▶ Fragmento seleccionado
Muchos de los policías honestos que históricamente han dado la lucha contra el narcotráfico, contra la guerrilla y contra la delincuencia, hoy están muertos, y otros todavía siguen aportando desde su trabajo por un país mejor. A ellos hay que darles las gracias y hacerles el reconocimiento, pero la podredumbre en esa institución existe, y justamente eso es lo que preocupa.
A esto se suma la violencia brutal y arbitraria que muchos miembros de la Policía aplican contra la población civil en distintos escenarios y que, para peor, por ahora no se ve cómo se pueda frenar. Sobre todo porque la misma Policía, en algunos casos, incluso protege a los miembros de su institución que son protagonistas de abusos.
Uno de los casos más crueles de que se tenga conocimiento en ese sentido es el del joven artista del grafiti Diego Felipe Becerra, de 16 años, que fue asesinado por el policía Wilmer Alarcón el 11 de agosto de 2011. Alarcón le disparó a Becerra en la espalda. El coronel Jorge Vivas, segundo al mando de la Policía Metropolitana de Bogotá, también se encontraba allí. Entre todos los policías, incluido el coronel, plantaron una pistola en la escena del crimen para incriminar a Becerra, como después demostraron la Procuraduría y la Fiscalía. Quisieron hacerlo pasar por un asaltante de un ómnibus, pagaron a falsos testigos y torcieron el testimonio del conductor del ómnibus para intentar mostrar al artista como un delincuente.
Hoy, cinco años después de su muerte, el entonces general y ahora brigadier general Francisco Patiño, que en la fecha del asesinato se desempeñaba como comandante de la Policía Metropolitana de Bogotá, anda libre, pese a que investigaciones determinaron que fue él quien instruyó al conductor del autobús para que implicara a Becerra y le pagó con bonos de comida.

▶ Registros de un conjunto de datos
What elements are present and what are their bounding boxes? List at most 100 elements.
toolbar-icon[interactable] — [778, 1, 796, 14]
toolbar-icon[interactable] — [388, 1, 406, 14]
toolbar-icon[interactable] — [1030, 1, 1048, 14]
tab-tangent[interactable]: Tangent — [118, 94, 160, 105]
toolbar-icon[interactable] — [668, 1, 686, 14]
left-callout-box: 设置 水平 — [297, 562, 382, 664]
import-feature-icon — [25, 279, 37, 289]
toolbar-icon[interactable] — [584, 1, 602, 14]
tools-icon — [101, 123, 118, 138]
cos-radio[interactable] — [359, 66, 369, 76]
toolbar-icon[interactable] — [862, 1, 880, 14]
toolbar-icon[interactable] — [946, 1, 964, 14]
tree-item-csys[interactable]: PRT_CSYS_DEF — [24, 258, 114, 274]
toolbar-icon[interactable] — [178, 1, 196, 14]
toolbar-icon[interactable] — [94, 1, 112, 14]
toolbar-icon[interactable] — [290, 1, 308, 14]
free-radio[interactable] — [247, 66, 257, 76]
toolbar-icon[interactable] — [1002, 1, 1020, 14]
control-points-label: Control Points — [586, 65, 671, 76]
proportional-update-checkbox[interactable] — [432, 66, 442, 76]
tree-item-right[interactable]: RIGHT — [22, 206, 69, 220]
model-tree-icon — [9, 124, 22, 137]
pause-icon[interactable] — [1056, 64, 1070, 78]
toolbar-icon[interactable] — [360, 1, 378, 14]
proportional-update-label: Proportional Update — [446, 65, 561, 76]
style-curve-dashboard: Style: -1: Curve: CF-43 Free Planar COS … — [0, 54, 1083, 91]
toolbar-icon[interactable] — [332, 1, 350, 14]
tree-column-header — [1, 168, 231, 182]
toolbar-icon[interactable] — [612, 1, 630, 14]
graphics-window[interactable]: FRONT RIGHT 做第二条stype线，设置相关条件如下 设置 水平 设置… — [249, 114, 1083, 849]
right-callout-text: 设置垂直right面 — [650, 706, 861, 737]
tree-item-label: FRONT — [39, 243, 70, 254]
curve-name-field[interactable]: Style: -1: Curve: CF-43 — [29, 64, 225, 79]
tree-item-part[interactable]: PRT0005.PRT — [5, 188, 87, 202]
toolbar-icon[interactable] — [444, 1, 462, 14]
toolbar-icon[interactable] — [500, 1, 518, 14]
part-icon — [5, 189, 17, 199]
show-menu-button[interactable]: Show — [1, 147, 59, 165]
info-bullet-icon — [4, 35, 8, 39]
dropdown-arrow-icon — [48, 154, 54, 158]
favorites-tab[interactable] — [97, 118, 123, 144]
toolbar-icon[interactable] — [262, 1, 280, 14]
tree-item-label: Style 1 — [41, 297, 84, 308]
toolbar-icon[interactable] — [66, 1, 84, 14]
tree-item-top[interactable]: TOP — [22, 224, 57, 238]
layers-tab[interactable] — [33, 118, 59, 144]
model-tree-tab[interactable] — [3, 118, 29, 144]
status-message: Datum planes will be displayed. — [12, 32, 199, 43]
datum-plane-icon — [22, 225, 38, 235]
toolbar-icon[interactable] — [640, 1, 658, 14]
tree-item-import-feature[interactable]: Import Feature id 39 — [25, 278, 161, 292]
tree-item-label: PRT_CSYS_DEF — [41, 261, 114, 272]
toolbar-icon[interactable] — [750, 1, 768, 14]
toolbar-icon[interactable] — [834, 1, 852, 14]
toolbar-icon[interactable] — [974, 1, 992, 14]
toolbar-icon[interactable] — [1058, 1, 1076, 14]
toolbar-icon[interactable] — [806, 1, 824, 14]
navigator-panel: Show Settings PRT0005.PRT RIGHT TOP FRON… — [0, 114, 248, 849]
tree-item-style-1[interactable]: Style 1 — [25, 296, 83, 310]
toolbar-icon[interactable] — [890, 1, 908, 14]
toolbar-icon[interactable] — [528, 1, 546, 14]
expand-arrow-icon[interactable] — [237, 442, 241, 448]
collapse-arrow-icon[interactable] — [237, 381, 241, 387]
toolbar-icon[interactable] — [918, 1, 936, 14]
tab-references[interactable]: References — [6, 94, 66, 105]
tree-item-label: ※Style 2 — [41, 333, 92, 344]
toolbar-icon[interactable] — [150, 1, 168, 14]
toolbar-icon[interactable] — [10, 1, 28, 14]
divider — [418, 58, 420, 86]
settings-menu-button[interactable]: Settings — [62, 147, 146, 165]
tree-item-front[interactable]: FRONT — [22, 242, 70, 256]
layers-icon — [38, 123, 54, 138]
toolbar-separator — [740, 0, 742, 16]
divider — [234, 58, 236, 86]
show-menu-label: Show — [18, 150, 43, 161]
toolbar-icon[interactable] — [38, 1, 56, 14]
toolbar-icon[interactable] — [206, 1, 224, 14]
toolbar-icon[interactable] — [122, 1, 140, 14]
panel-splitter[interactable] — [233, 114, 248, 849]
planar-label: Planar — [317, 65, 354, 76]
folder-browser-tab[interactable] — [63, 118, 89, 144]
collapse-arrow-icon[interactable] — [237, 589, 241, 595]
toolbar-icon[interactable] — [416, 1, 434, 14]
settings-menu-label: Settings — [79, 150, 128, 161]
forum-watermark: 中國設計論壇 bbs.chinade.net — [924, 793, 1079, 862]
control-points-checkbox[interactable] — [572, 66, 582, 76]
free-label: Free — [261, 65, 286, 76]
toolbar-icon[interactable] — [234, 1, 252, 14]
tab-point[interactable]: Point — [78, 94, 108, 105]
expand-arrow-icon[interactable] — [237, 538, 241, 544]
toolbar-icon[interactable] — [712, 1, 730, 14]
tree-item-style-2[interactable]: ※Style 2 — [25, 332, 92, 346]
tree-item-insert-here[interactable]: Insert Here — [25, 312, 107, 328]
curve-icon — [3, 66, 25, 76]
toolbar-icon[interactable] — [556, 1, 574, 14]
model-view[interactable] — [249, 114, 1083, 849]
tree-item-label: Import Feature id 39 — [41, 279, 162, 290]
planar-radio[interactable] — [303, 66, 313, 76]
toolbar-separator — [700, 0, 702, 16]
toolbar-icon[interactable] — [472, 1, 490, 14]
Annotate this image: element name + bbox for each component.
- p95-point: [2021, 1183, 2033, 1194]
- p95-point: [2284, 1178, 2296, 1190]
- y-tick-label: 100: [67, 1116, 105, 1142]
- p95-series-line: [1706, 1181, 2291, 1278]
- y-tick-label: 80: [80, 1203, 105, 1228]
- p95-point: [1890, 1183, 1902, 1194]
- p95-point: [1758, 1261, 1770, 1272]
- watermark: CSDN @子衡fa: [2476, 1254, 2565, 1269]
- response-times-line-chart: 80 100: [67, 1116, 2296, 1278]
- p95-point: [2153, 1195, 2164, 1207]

▶ Orden de trabajo
Vuelve a escribir el texto sobre la Policía desde "Muchos de los" hasta "protagonistas de abusos." y cambia "narcotráfico" por "contrabando". Estas filas provienen de otra fuente.

▶ Solución del problema
Muchos de los policías honestos que históricamente han dado la lucha contra el contrabando, contra la guerrilla y contra la delincuencia, hoy están muertos, y otros todavía siguen aportando desde su trabajo por un país mejor. A ellos hay que darles las gracias y hacerles el reconocimiento, pero la podredumbre en esa institución existe, y justamente eso es lo que preocupa.
A esto se suma la violencia brutal y arbitraria que muchos miembros de la Policía aplican contra la población civil en distintos escenarios y que, para peor, por ahora no se ve cómo se pueda frenar. Sobre todo porque la misma Policía, en algunos casos, incluso protege a los miembros de su institución que son protagonistas de abusos.